● **DIRECTIVE**: Copy each line below that includes "ورواية".

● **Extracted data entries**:
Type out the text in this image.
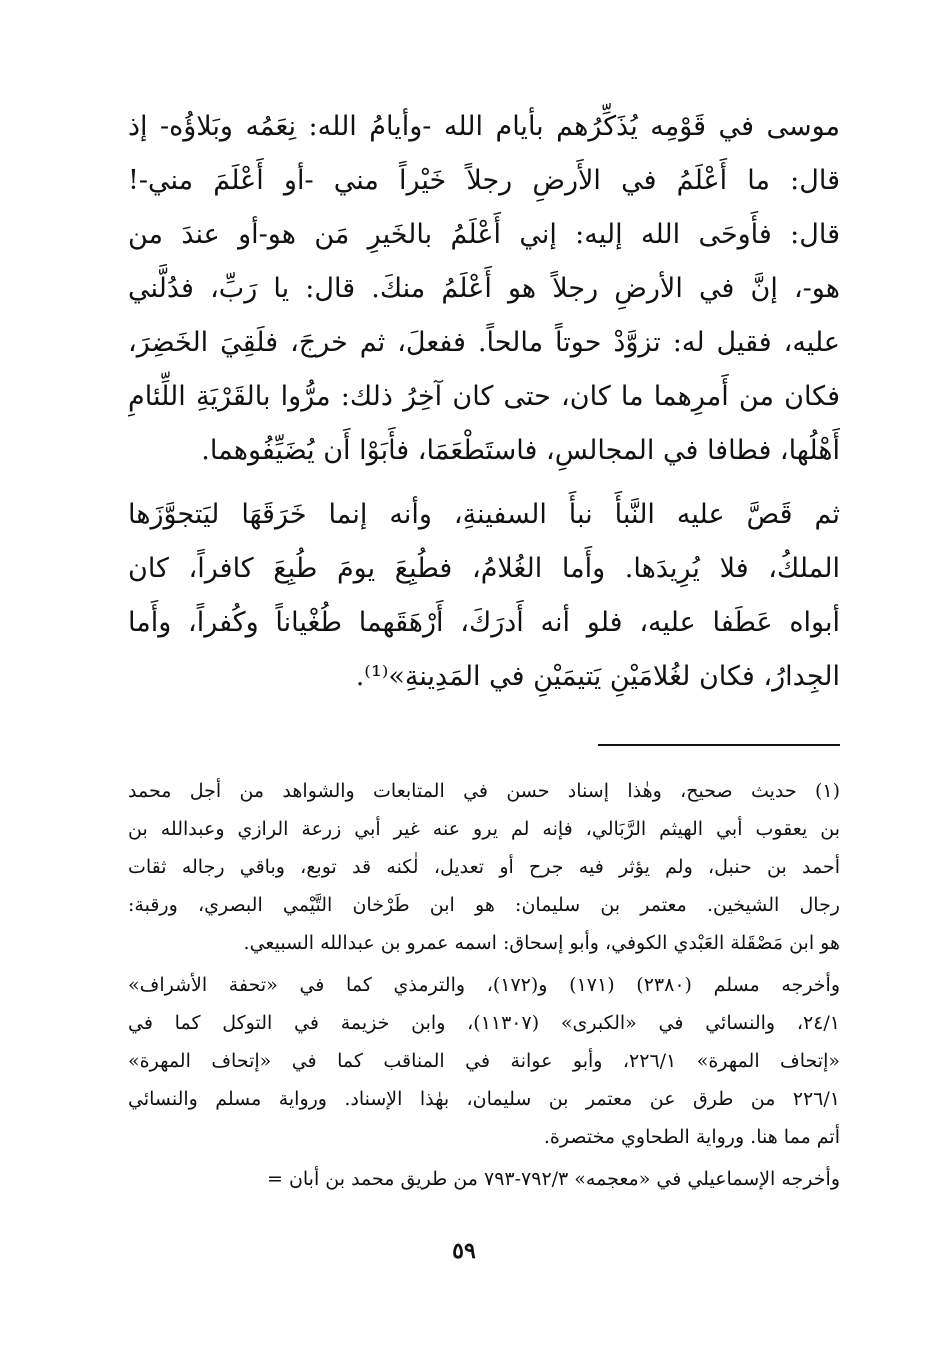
موسى في قَوْمِه يُذَكِّرُهم بأيام الله -وأيامُ الله: نِعَمُه وبَلاؤُه- إذ
قال: ما أَعْلَمُ في الأَرضِ رجلاً خَيْراً مني -أو أَعْلَمَ مني-!
قال: فأَوحَى الله إليه: إني أَعْلَمُ بالخَيرِ مَن هو-أو عندَ من
هو-، إنَّ في الأرضِ رجلاً هو أَعْلَمُ منكَ. قال: يا رَبِّ، فدُلَّني
عليه، فقيل له: تزوَّدْ حوتاً مالحاً. ففعلَ، ثم خرجَ، فلَقِيَ الخَضِرَ،
فكان من أَمرِهما ما كان، حتى كان آخِرُ ذلك: مرُّوا بالقَرْيَةِ اللِّئامِ
أَهْلُها، فطافا في المجالسِ، فاستَطْعَمَا، فأَبَوْا أَن يُضَيِّفُوهما.
ثم قَصَّ عليه النَّبأَ نبأَ السفينةِ، وأنه إنما خَرَقَهَا ليَتجوَّزَها
الملكُ، فلا يُرِيدَها. وأَما الغُلامُ، فطُبِعَ يومَ طُبِعَ كافراً، كان
أبواه عَطَفا عليه، فلو أنه أَدرَكَ، أَرْهَقَهما طُغْياناً وكُفراً، وأَما
الجِدارُ، فكان لغُلامَيْنِ يَتيمَيْنِ في المَدِينةِ»⁽¹⁾.
(١) حديث صحيح، وهٰذا إسناد حسن في المتابعات والشواهد من أجل محمد
بن يعقوب أبي الهيثم الرَّبَالي، فإنه لم يرو عنه غير أبي زرعة الرازي وعبدالله بن
أحمد بن حنبل، ولم يؤثر فيه جرح أو تعديل، لٰكنه قد توبع، وباقي رجاله ثقات
رجال الشيخين. معتمر بن سليمان: هو ابن طَرْخان التَّيْمي البصري، ورقبة:
هو ابن مَصْقَلة العَبْدي الكوفي، وأبو إسحاق: اسمه عمرو بن عبدالله السبيعي.
وأخرجه مسلم (٢٣٨٠) (١٧١) و(١٧٢)، والترمذي كما في «تحفة الأشراف»
٢٤/١، والنسائي في «الكبرى» (١١٣٠٧)، وابن خزيمة في التوكل كما في
«إتحاف المهرة» ٢٢٦/١، وأبو عوانة في المناقب كما في «إتحاف المهرة»
٢٢٦/١ من طرق عن معتمر بن سليمان، بهٰذا الإسناد. ورواية مسلم والنسائي
أتم مما هنا. ورواية الطحاوي مختصرة.
وأخرجه الإسماعيلي في «معجمه» ٧٩٢/٣-٧٩٣ من طريق محمد بن أبان =
٥٩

● **CORRECT OUTPUT**:
٢٢٦/١ من طرق عن معتمر بن سليمان، بهٰذا الإسناد. ورواية مسلم والنسائي
أتم مما هنا. ورواية الطحاوي مختصرة.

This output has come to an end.